### Problem to solve
Select all lines with the string "Ilość" in them, and copy those lines.
━━━━━ Provided information
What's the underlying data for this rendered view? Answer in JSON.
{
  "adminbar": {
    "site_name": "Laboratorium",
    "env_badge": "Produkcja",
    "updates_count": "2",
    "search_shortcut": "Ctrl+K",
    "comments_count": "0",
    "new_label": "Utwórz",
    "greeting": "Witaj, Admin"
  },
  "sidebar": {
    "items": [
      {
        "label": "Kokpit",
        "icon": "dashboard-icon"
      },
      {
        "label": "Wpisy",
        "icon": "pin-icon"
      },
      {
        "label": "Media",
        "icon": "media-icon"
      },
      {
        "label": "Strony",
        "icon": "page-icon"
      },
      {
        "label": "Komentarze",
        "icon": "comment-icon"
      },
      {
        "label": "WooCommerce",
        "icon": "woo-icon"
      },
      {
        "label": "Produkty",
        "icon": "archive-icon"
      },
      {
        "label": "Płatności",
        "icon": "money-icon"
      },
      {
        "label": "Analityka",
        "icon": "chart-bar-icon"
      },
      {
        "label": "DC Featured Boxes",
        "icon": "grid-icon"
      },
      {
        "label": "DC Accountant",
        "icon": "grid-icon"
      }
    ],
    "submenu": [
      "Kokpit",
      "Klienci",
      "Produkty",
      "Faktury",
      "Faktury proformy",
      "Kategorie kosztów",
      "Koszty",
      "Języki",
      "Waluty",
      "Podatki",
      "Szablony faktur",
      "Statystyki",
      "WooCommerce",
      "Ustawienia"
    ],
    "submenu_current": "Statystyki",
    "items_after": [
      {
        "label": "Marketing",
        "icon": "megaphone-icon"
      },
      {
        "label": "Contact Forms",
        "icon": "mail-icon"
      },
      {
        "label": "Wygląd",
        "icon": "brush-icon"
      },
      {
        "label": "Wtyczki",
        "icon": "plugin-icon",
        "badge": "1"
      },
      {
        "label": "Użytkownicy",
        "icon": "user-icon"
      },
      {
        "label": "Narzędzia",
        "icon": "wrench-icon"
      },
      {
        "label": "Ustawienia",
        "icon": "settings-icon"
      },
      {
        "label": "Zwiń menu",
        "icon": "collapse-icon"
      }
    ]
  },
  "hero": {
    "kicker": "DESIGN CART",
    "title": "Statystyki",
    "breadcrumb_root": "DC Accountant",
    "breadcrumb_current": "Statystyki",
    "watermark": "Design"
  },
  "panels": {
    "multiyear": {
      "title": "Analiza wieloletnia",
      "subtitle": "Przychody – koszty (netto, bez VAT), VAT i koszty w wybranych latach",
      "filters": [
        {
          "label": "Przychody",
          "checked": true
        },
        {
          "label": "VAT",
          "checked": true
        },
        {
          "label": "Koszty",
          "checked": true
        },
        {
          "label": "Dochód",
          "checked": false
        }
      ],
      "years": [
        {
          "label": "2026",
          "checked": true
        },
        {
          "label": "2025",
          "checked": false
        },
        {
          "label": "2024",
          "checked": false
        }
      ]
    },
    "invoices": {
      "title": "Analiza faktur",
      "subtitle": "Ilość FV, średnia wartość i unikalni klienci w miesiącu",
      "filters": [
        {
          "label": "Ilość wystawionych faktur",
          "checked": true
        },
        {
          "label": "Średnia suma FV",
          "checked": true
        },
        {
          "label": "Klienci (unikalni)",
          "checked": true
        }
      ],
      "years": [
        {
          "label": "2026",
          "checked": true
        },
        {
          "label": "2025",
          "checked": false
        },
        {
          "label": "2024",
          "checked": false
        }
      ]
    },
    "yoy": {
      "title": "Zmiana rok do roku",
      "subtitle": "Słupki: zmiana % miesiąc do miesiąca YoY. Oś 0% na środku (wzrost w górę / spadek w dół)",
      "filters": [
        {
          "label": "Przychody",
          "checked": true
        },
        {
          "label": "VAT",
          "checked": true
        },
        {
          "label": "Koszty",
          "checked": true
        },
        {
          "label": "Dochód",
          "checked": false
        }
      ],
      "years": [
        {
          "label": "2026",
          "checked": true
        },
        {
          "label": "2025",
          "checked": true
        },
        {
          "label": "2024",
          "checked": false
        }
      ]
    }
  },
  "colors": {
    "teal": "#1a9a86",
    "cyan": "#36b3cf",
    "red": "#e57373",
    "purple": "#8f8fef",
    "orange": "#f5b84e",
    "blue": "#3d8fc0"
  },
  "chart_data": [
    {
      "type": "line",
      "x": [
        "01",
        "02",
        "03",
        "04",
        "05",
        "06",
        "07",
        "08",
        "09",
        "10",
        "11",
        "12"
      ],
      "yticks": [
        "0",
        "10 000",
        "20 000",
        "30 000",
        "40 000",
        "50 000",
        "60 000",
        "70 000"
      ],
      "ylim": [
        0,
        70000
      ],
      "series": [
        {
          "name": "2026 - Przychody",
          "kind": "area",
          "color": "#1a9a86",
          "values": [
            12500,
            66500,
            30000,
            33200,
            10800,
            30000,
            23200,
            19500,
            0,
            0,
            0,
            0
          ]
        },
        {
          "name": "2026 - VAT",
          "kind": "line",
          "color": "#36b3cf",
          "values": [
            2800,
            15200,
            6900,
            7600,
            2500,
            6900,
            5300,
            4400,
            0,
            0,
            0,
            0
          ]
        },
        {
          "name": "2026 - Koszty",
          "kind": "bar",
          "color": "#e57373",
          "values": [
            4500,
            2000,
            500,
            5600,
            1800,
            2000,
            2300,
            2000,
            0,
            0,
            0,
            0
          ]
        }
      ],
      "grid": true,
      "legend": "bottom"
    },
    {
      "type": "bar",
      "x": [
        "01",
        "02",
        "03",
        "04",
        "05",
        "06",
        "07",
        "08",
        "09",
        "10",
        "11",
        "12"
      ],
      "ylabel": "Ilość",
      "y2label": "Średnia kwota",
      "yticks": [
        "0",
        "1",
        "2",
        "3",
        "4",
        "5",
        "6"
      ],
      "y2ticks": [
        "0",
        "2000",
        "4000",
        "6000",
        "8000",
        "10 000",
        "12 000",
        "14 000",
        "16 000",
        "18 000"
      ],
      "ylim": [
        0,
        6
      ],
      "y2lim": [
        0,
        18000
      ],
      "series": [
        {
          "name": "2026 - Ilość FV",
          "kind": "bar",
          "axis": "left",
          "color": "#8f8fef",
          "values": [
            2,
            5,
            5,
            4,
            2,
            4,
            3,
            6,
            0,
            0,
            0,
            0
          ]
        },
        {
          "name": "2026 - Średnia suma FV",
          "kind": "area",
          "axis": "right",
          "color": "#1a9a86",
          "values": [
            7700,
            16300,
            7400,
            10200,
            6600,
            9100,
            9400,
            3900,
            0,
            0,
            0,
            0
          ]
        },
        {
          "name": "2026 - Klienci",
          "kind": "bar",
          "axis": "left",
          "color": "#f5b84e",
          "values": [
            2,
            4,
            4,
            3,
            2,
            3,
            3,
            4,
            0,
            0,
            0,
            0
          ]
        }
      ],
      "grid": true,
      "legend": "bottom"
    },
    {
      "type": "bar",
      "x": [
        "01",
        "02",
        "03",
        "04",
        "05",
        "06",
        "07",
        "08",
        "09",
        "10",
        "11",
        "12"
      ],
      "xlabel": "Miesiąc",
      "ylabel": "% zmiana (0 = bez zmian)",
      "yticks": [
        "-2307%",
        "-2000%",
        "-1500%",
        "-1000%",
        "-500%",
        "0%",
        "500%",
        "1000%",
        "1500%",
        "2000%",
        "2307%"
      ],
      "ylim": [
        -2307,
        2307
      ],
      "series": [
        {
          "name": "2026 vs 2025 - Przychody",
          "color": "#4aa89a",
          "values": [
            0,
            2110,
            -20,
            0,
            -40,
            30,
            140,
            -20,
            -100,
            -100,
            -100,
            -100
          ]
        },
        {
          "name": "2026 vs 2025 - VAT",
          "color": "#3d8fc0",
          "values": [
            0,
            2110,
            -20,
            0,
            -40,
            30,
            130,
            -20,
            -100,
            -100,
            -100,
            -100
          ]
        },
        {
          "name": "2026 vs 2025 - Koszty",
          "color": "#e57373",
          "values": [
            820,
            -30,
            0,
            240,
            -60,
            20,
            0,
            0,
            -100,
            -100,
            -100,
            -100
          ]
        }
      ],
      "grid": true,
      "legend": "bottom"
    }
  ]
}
━━━━━━━━━━
### Written solution
      "subtitle": "Ilość FV, średnia wartość i unikalni klienci w miesiącu",
          "label": "Ilość wystawionych faktur",
      "ylabel": "Ilość",
          "name": "2026 - Ilość FV",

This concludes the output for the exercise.